## Written exercise a
Render the listing lines between the one holding "left-rail [7, 7, 141, 709]" and the one holding "csv-file-icon[interactable]: CSV [822, 642, 862, 682]", inclusive, as a Markdown table with the columns Row and Listing line, skipping any blank lines.

August 22, 1683. (')

Your's entirely,

J. OWEN.

LETTER XIII.

ROBERT RICH, Earl of Warwick, to CROMWELL, in reply to a letter of condolence on the loss of a near relative.

MY LORD,

11th March, 1658.

My pen and my heart were ever your Lordship's servants; now they are become your debtors. This

(1) The Doctor died on the 24th of August.

paper cannot enough confess my obligation, and much less discharge it, for your seasonable and sympathizing letters, which (besides the value they derive from so worthy a hand) express such faithful affections, and administer such Christian advice, as renders them beyond measure welcome and dear to me. And, although my heaviness and distraction of thoughts persuades me rather to peruse those excellent lines than to answer them, and to take relief from them rather than to make a return to them, yet I must not be so indulgent to mine own sorrows, as to lose this opportunity of being thankful to your lordship for so great a favour. My Lord, I dare not be insensible of that hand which hath laid a very sharp and awaking affliction upon me; but we may not be so presumptuous as to make choice of our own rod, or, so much as in thought, to detract from or diminish the justice, and wisdom, and goodness of God in those hard events, which must all stand inviolable, when millions of such worms as I am are gone to dust. I must need say, I have lost a dear and comfortable relation, one in whom I had much determined my affections and lodged my hopes, which are now rebuked and withered by a hasty and early death; but my property in him was inferior to his who hath taken him, and I must rest my heart in his proceedings, making it my care and suit that those evils which cannot be averted may be sanctified. In order to which I desire, from this one sad instance, to argue the whole world of vanity and variableness. Alas! what a staff of reed are these things, which have

no stay in themselves, and therefore can give none to us. They witness their own impotency, and themselves admonish us to pitch our rest above this sphere of changeable mortality, and to cast anchor in heaven, while we can find no hold at all on earth. Assuredly he that will have and hold a right tranquillity, must found it in a sweet fruition of God, which whosoever wants may be secure, but cannot be quiet. My lord, all this is but a broken echo of your pious counsel, which gives such ease to my oppressed mind, that I can scarce forbid my pen being tedious. Only it remembers your lordship's many weighty and noble employments, which, together with your prudent, heroic, and honourable managery of them, I do here congratulate as well as my grief will give me leave. Others' goodness is their own; yours is a whole country's, yea, three kingdoms', for which you justly possess interest and renown with wise and good men: virtue is a thousand escutcheons. Go on my lord; go on happily, to love religion, to exemplify it. May your lordship long continue an instrument of use, a pattern of virtue, and a precedent of glory. This is the inward and affectionate prayer of,

My, Lord,

Your Lordship's most affectionate servant,

WARWICK.

## Data for processing
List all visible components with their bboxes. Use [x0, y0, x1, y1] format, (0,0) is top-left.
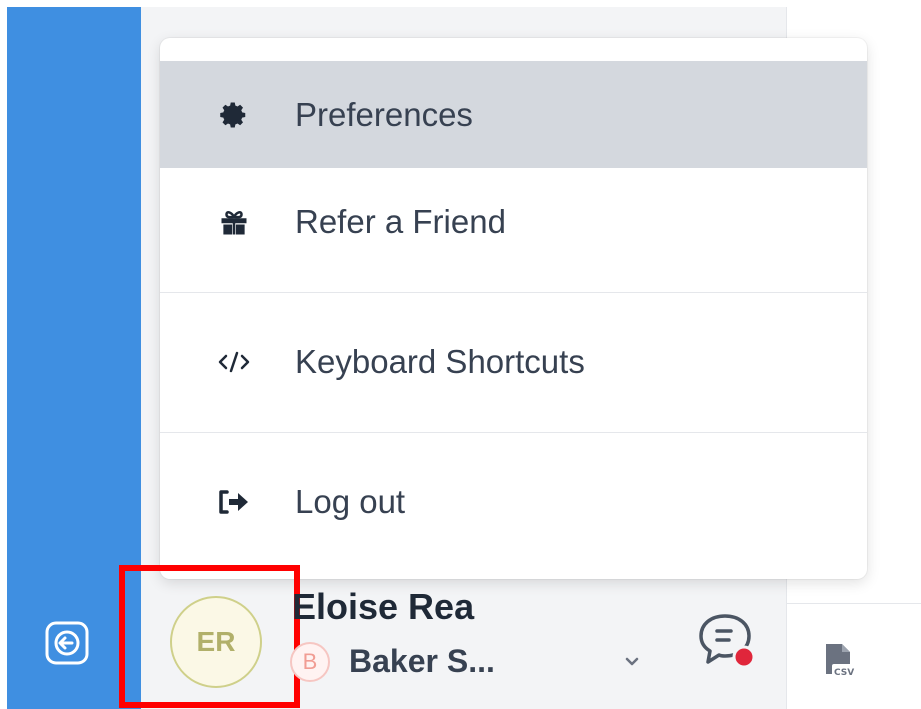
left-rail [7, 7, 141, 709]
menu-item-preferences[interactable]: Preferences [160, 61, 867, 168]
menu-item-keyboard-shortcuts[interactable]: Keyboard Shortcuts [160, 293, 867, 430]
logout-icon [212, 480, 256, 524]
svg-text:CSV: CSV [834, 668, 854, 678]
menu-item-log-out[interactable]: Log out [160, 433, 867, 570]
menu-item-label: Log out [295, 482, 406, 520]
chat-notification-button[interactable] [695, 612, 761, 672]
code-icon [212, 340, 256, 384]
chat-notification-icon [699, 614, 756, 669]
menu-item-label: Refer a Friend [295, 202, 506, 240]
menu-item-refer-a-friend[interactable]: Refer a Friend [160, 168, 867, 275]
user-dropdown-menu: Preferences Refer a Friend Keyboard Shor… [160, 38, 867, 579]
collapse-sidebar-button[interactable] [43, 619, 91, 667]
main-divider [787, 603, 921, 604]
gift-icon [212, 200, 256, 244]
menu-item-label: Preferences [295, 95, 473, 133]
chevron-down-icon[interactable] [620, 650, 644, 674]
org-badge-letter: B [302, 649, 318, 674]
org-badge: B [290, 642, 330, 682]
arrow-left-circle-icon [45, 621, 89, 665]
csv-file-icon[interactable]: CSV [822, 642, 862, 682]
avatar-initials: ER [196, 626, 236, 657]
top-strip [0, 0, 921, 7]
user-avatar[interactable]: ER [170, 596, 262, 688]
user-name: Eloise Rea [292, 586, 475, 627]
gear-icon [212, 93, 256, 137]
org-name[interactable]: Baker S... [349, 643, 495, 680]
menu-item-label: Keyboard Shortcuts [295, 342, 585, 380]
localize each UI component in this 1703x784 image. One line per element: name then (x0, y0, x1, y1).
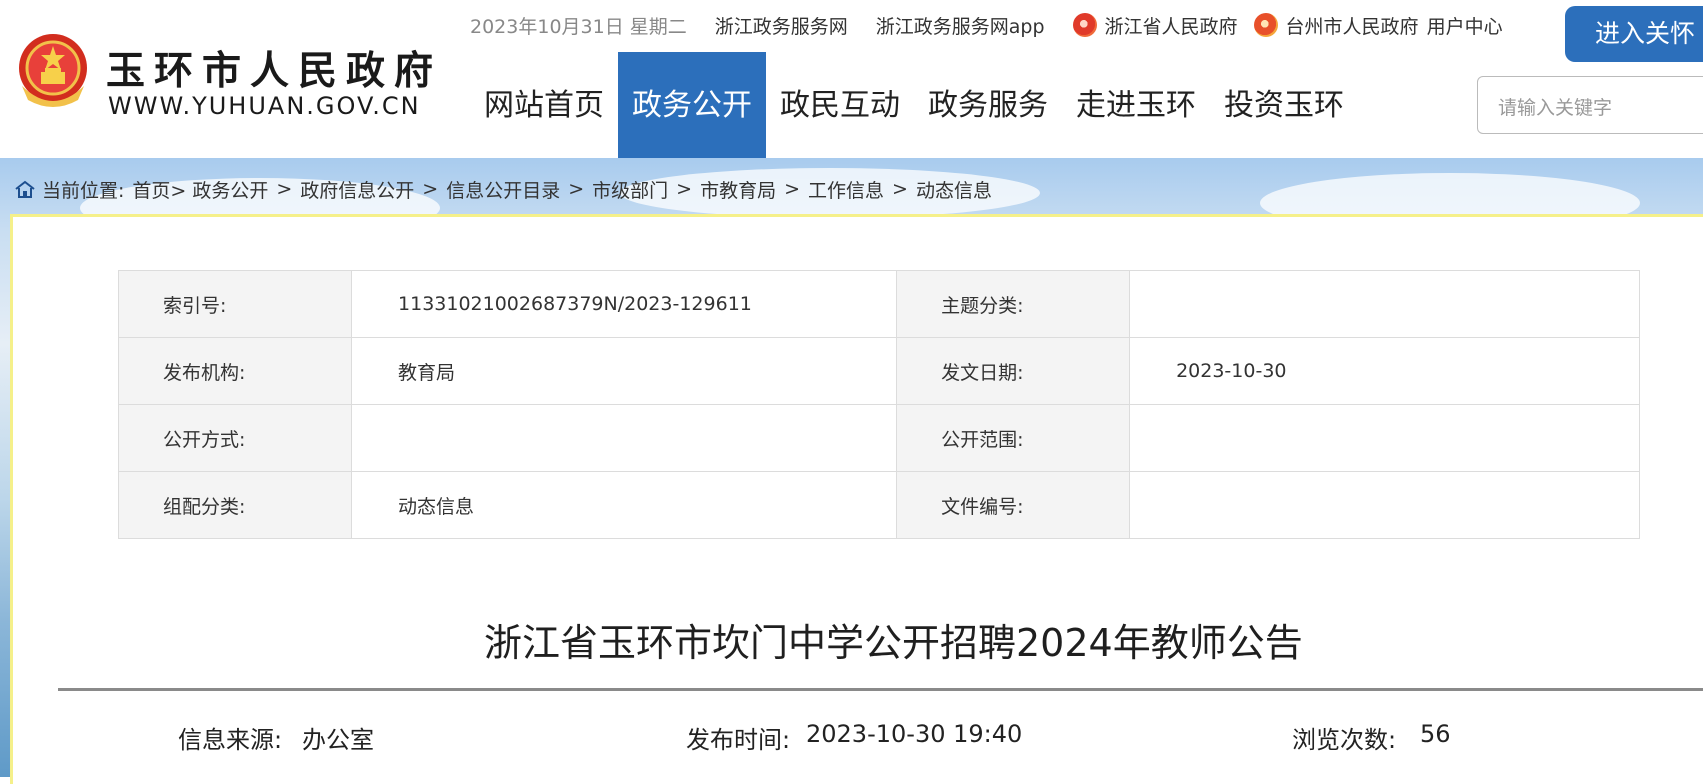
meta-label: 发布机构: (117, 337, 353, 405)
link-taizhou-gov-label: 台州市人民政府 (1285, 15, 1419, 38)
breadcrumb-item-gov-affairs[interactable]: 政务公开 (192, 176, 268, 203)
link-zjzwfw-app[interactable]: 浙江政务服务网app (876, 12, 1045, 39)
link-zhejiang-gov[interactable]: 浙江省人民政府 (1072, 12, 1238, 39)
table-row: 公开方式: 公开范围: (117, 404, 1640, 472)
breadcrumb-item-home[interactable]: 首页> (132, 176, 186, 203)
title-divider (58, 688, 1703, 691)
care-mode-button[interactable]: 进入关怀 (1565, 6, 1703, 62)
breadcrumb-label: 当前位置: (42, 179, 125, 202)
breadcrumb-separator: > (892, 178, 908, 200)
breadcrumb-separator: > (784, 178, 801, 200)
meta-label: 组配分类: (117, 471, 353, 539)
breadcrumb-item-departments[interactable]: 市级部门 (592, 176, 668, 203)
breadcrumb-item-work-info[interactable]: 工作信息 (808, 176, 884, 203)
meta-value: 教育局 (351, 337, 898, 405)
search-input[interactable]: 请输入关键字 (1477, 76, 1703, 134)
nav-invest[interactable]: 投资玉环 (1210, 52, 1358, 158)
nav-gov-affairs[interactable]: 政务公开 (618, 52, 766, 158)
views-count: 56 (1420, 720, 1451, 748)
breadcrumb-separator: > (568, 178, 585, 200)
breadcrumb: 当前位置: 首页> 政务公开 > 政府信息公开 > 信息公开目录 > 市级部门 … (14, 175, 992, 203)
meta-value: 动态信息 (351, 471, 898, 539)
home-icon (15, 180, 35, 198)
breadcrumb-item-info-disclosure[interactable]: 政府信息公开 (300, 176, 414, 203)
source-value: 办公室 (302, 726, 374, 754)
meta-value (351, 404, 898, 472)
meta-value (1129, 270, 1640, 338)
national-emblem-icon (19, 34, 87, 107)
site-header: 玉环市人民政府 WWW.YUHUAN.GOV.CN 2023年10月31日 星期… (0, 0, 1703, 158)
breadcrumb-item-catalog[interactable]: 信息公开目录 (446, 176, 560, 203)
metadata-table: 索引号: 11331021002687379N/2023-129611 主题分类… (117, 270, 1640, 539)
taizhou-gov-logo-icon (1253, 13, 1278, 37)
nav-interaction[interactable]: 政民互动 (766, 52, 914, 158)
table-row: 组配分类: 动态信息 文件编号: (117, 471, 1640, 539)
meta-label: 文件编号: (896, 471, 1131, 539)
nav-home[interactable]: 网站首页 (470, 52, 618, 158)
table-row: 索引号: 11331021002687379N/2023-129611 主题分类… (117, 270, 1640, 338)
breadcrumb-item-education-bureau[interactable]: 市教育局 (700, 176, 776, 203)
publish-time-label: 发布时间: (686, 726, 791, 754)
breadcrumb-item-news[interactable]: 动态信息 (916, 176, 992, 203)
meta-label: 公开范围: (896, 404, 1131, 472)
breadcrumb-separator: > (276, 178, 293, 200)
meta-label: 公开方式: (117, 404, 353, 472)
link-user-center[interactable]: 用户中心 (1427, 12, 1503, 39)
nav-services[interactable]: 政务服务 (914, 52, 1062, 158)
main-nav: 网站首页 政务公开 政民互动 政务服务 走进玉环 投资玉环 (470, 52, 1358, 158)
top-links-bar: 2023年10月31日 星期二 浙江政务服务网 浙江政务服务网app 浙江省人民… (470, 12, 1531, 38)
source-label: 信息来源: (178, 726, 283, 754)
nav-about-yuhuan[interactable]: 走进玉环 (1062, 52, 1210, 158)
meta-value: 2023-10-30 (1129, 337, 1640, 405)
breadcrumb-separator: > (676, 178, 693, 200)
site-name[interactable]: 玉环市人民政府 (106, 40, 442, 96)
zhejiang-gov-logo-icon (1072, 13, 1097, 37)
article-title: 浙江省玉环市坎门中学公开招聘2024年教师公告 (484, 621, 1303, 665)
meta-value: 11331021002687379N/2023-129611 (351, 270, 898, 338)
link-zjzwfw[interactable]: 浙江政务服务网 (715, 12, 848, 39)
meta-label: 发文日期: (896, 337, 1131, 405)
table-row: 发布机构: 教育局 发文日期: 2023-10-30 (117, 337, 1640, 405)
current-date: 2023年10月31日 星期二 (470, 15, 687, 38)
publish-time-value: 2023-10-30 19:40 (806, 720, 1023, 748)
meta-label: 索引号: (117, 270, 353, 338)
link-taizhou-gov[interactable]: 台州市人民政府 (1253, 12, 1419, 39)
site-url[interactable]: WWW.YUHUAN.GOV.CN (108, 92, 421, 120)
views-label: 浏览次数: (1292, 726, 1397, 754)
link-zhejiang-gov-label: 浙江省人民政府 (1104, 15, 1238, 38)
meta-value (1129, 404, 1640, 472)
meta-value (1129, 471, 1640, 539)
meta-label: 主题分类: (896, 270, 1131, 338)
breadcrumb-separator: > (422, 178, 439, 200)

## Written exercise b
From the letter to Cromwell, retype the passage between "LETTER XIII." and "24th of August.", inclusive.

## Correct answer a
| Row | Listing line |
|---|---|
| 1 | left-rail [7, 7, 141, 709] |
| 2 | menu-item-preferences[interactable]: Preferences [160, 61, 867, 168] |
| 3 | menu-item-keyboard-shortcuts[interactable]: Keyboard Shortcuts [160, 293, 867, 430] |
| 4 | logout-icon [212, 480, 256, 524] |
| 5 | svg-text:CSV: CSV [834, 668, 854, 678] |
| 6 | menu-item-log-out[interactable]: Log out [160, 433, 867, 570] |
| 7 | menu-item-label: Log out [295, 482, 406, 520] |
| 8 | chat-notification-button[interactable] [695, 612, 761, 672] |
| 9 | code-icon [212, 340, 256, 384] |
| 10 | chat-notification-icon [699, 614, 756, 669] |
| 11 | menu-item-label: Refer a Friend [295, 202, 506, 240] |
| 12 | menu-item-refer-a-friend[interactable]: Refer a Friend [160, 168, 867, 275] |
| 13 | user-dropdown-menu: Preferences Refer a Friend Keyboard Shor… [160, 38, 867, 579] |
| 14 | collapse-sidebar-button[interactable] [43, 619, 91, 667] |
| 15 | main-divider [787, 603, 921, 604] |
| 16 | gift-icon [212, 200, 256, 244] |
| 17 | menu-item-label: Preferences [295, 95, 473, 133] |
| 18 | chevron-down-icon[interactable] [620, 650, 644, 674] |
| 19 | org-badge-letter: B [302, 649, 318, 674] |
| 20 | org-badge: B [290, 642, 330, 682] |
| 21 | arrow-left-circle-icon [45, 621, 89, 665] |
| 22 | csv-file-icon[interactable]: CSV [822, 642, 862, 682] |

## Correct answer b
LETTER XIII.

ROBERT RICH, Earl of Warwick, to CROMWELL, in reply to a letter of condolence on the loss of a near relative.

MY LORD,

11th March, 1658.

My pen and my heart were ever your Lordship's servants; now they are become your debtors. This

(1) The Doctor died on the 24th of August.